--- start Input for this task ---

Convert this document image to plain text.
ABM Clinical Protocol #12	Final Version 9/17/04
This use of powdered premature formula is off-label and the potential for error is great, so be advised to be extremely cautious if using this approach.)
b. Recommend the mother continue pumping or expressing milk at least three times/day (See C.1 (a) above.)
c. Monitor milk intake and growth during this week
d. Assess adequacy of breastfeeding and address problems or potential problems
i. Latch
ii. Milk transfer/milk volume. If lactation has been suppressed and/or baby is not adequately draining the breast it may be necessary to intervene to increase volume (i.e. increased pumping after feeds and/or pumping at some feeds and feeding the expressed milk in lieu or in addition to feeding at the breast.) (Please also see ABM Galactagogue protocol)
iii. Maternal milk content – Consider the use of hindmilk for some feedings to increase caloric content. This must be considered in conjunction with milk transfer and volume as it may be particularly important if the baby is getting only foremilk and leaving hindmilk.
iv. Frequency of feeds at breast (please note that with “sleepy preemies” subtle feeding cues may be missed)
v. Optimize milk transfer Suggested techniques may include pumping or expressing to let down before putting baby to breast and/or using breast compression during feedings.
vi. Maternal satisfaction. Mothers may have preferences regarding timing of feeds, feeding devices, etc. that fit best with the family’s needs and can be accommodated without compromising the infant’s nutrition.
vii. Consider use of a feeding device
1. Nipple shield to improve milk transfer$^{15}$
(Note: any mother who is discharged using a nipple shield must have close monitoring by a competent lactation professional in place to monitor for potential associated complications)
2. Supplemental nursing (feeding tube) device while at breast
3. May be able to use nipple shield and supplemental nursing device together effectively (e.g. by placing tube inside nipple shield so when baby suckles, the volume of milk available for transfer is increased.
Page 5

--- end Input for this task ---

Task to complete:
Reproduce the material above, every line of it, exactly.

Problem solution:
Convert this document image to plain text.
ABM Clinical Protocol #12	Final Version 9/17/04
This use of powdered premature formula is off-label and the potential for error is great, so be advised to be extremely cautious if using this approach.)
b. Recommend the mother continue pumping or expressing milk at least three times/day (See C.1 (a) above.)
c. Monitor milk intake and growth during this week
d. Assess adequacy of breastfeeding and address problems or potential problems
i. Latch
ii. Milk transfer/milk volume. If lactation has been suppressed and/or baby is not adequately draining the breast it may be necessary to intervene to increase volume (i.e. increased pumping after feeds and/or pumping at some feeds and feeding the expressed milk in lieu or in addition to feeding at the breast.) (Please also see ABM Galactagogue protocol)
iii. Maternal milk content – Consider the use of hindmilk for some feedings to increase caloric content. This must be considered in conjunction with milk transfer and volume as it may be particularly important if the baby is getting only foremilk and leaving hindmilk.
iv. Frequency of feeds at breast (please note that with “sleepy preemies” subtle feeding cues may be missed)
v. Optimize milk transfer Suggested techniques may include pumping or expressing to let down before putting baby to breast and/or using breast compression during feedings.
vi. Maternal satisfaction. Mothers may have preferences regarding timing of feeds, feeding devices, etc. that fit best with the family’s needs and can be accommodated without compromising the infant’s nutrition.
vii. Consider use of a feeding device
1. Nipple shield to improve milk transfer$^{15}$
(Note: any mother who is discharged using a nipple shield must have close monitoring by a competent lactation professional in place to monitor for potential associated complications)
2. Supplemental nursing (feeding tube) device while at breast
3. May be able to use nipple shield and supplemental nursing device together effectively (e.g. by placing tube inside nipple shield so when baby suckles, the volume of milk available for transfer is increased.
Page 5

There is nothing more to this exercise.